──────── Material shown

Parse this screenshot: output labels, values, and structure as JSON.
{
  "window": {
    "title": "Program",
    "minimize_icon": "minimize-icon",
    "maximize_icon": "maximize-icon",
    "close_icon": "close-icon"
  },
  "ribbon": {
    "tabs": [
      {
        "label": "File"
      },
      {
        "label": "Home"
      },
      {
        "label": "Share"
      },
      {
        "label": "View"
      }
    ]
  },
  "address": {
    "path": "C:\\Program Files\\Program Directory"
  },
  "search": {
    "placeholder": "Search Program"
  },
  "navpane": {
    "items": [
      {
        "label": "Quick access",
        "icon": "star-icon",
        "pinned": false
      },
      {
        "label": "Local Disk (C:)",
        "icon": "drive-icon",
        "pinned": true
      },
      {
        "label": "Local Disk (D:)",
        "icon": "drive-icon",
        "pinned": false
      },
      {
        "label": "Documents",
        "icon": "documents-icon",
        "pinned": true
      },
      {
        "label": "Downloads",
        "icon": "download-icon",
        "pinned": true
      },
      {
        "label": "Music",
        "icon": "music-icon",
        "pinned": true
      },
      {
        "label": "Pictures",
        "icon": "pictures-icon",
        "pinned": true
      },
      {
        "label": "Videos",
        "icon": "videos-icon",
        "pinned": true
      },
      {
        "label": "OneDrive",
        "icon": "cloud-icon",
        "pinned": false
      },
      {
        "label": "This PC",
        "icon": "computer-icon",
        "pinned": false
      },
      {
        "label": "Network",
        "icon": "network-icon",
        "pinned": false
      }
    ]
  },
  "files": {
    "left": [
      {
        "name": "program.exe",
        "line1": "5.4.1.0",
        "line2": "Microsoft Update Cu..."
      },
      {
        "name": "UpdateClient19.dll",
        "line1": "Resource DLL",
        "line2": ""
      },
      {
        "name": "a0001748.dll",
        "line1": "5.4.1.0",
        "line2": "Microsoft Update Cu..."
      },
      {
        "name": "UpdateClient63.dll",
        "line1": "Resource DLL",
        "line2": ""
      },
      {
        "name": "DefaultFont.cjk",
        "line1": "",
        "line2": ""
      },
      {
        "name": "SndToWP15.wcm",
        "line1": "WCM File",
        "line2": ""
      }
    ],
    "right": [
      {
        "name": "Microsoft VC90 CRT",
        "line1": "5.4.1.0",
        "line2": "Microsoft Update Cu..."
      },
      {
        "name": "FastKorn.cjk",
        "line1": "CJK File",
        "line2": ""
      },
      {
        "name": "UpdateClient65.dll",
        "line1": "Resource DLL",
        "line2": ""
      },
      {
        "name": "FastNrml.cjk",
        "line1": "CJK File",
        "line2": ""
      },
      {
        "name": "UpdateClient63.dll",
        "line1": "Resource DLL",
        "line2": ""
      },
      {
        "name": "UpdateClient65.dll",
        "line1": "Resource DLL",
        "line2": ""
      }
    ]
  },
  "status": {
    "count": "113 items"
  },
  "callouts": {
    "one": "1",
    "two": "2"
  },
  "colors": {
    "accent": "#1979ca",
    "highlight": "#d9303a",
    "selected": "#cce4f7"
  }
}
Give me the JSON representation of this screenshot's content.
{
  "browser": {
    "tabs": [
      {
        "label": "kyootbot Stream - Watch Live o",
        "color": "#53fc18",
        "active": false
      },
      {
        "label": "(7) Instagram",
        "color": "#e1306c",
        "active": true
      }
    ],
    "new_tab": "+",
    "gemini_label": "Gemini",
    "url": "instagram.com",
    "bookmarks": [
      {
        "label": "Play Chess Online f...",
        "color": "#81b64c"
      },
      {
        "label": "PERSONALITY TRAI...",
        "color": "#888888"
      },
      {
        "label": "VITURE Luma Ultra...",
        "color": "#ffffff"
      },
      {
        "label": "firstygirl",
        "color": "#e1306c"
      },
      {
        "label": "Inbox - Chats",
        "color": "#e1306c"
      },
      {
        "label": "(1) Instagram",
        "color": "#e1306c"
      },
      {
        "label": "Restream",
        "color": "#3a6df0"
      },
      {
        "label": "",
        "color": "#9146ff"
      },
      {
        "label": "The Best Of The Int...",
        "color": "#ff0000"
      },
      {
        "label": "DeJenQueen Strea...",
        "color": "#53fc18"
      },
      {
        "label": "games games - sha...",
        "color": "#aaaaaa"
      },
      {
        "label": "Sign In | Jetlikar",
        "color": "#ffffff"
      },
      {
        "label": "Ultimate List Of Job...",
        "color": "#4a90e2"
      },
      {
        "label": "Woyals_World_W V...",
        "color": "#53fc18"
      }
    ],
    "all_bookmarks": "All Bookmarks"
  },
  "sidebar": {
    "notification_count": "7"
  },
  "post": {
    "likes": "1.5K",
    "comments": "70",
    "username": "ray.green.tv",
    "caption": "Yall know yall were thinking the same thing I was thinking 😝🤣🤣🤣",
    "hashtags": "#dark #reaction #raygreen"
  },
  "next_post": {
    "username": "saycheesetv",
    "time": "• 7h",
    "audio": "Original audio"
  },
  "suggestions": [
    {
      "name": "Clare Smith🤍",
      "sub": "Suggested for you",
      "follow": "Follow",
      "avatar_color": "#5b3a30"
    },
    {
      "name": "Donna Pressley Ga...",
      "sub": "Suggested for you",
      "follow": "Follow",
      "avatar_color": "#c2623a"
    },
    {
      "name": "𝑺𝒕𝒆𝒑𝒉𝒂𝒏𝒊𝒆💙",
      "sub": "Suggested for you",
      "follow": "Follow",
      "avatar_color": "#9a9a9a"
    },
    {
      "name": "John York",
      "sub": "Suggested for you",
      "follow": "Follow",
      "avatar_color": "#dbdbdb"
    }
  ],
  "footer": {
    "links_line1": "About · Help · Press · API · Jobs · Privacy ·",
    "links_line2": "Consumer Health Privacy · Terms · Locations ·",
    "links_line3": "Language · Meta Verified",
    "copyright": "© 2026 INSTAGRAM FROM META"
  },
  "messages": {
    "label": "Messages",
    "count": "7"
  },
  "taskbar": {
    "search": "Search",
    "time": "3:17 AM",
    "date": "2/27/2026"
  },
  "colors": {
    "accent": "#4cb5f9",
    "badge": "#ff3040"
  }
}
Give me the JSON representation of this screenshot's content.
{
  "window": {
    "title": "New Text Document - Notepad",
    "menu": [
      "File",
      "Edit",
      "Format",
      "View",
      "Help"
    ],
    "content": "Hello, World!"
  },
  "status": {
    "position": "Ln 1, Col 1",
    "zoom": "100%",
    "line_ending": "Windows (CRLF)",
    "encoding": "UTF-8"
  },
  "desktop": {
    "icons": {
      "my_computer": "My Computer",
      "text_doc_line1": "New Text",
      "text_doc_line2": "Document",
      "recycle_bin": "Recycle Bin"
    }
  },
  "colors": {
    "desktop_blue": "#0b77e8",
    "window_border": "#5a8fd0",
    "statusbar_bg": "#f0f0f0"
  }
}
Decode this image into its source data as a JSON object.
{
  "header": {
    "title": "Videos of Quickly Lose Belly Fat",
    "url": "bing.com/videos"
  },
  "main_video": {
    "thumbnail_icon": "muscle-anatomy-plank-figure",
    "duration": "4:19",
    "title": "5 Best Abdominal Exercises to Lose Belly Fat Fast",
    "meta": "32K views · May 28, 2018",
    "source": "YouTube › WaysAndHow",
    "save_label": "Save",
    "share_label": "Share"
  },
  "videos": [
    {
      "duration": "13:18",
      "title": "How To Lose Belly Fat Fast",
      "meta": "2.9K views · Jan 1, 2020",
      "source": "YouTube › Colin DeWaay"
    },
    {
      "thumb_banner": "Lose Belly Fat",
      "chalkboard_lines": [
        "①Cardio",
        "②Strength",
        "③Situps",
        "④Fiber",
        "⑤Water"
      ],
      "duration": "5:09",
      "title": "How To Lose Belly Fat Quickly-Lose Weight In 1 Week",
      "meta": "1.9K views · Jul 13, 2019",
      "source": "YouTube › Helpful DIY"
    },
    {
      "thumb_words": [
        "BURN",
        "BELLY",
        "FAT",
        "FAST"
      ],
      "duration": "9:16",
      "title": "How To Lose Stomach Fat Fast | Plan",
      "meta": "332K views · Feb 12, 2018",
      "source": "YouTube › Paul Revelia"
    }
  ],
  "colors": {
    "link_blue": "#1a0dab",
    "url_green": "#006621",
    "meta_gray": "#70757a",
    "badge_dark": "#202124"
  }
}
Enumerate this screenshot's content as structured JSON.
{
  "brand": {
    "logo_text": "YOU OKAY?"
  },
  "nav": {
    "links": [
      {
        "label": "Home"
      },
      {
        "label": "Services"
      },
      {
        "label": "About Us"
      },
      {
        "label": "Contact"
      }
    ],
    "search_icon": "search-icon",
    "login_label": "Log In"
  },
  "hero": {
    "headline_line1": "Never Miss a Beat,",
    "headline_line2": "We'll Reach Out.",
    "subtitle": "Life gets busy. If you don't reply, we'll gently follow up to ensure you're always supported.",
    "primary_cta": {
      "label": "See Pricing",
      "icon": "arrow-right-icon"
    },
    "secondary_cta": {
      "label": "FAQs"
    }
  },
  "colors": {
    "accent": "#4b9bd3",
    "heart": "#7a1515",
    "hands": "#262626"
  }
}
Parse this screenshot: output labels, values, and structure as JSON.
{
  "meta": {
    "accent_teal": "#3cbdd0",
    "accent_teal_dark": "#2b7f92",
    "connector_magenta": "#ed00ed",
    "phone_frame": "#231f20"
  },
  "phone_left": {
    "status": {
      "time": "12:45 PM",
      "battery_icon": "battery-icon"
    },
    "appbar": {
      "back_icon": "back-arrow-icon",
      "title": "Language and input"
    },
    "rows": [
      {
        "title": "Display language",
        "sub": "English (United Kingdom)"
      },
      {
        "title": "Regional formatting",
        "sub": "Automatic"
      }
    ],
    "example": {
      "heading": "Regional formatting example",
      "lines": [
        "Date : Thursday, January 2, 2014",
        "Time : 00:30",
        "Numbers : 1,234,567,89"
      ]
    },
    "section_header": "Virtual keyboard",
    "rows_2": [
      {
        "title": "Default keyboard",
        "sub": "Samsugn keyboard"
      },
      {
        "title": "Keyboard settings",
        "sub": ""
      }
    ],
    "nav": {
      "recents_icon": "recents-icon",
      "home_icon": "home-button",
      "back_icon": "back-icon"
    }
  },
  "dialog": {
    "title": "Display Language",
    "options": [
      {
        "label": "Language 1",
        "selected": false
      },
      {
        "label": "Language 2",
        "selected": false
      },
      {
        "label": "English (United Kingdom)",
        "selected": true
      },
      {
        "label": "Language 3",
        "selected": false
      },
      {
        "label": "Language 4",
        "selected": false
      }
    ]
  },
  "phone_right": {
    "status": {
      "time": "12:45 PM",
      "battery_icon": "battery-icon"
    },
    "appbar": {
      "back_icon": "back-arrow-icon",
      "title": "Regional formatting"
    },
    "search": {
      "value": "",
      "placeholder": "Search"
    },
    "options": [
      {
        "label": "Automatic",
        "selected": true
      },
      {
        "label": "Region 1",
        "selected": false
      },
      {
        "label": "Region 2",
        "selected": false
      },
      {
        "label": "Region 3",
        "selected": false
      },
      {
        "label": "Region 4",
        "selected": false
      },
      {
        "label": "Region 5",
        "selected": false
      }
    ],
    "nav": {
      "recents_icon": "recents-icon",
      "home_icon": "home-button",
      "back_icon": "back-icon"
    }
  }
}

────────────────

* What you should do *
Give the count of lines in the listing that hold the word "Local", with no other text.

* Answer to this exercise *
2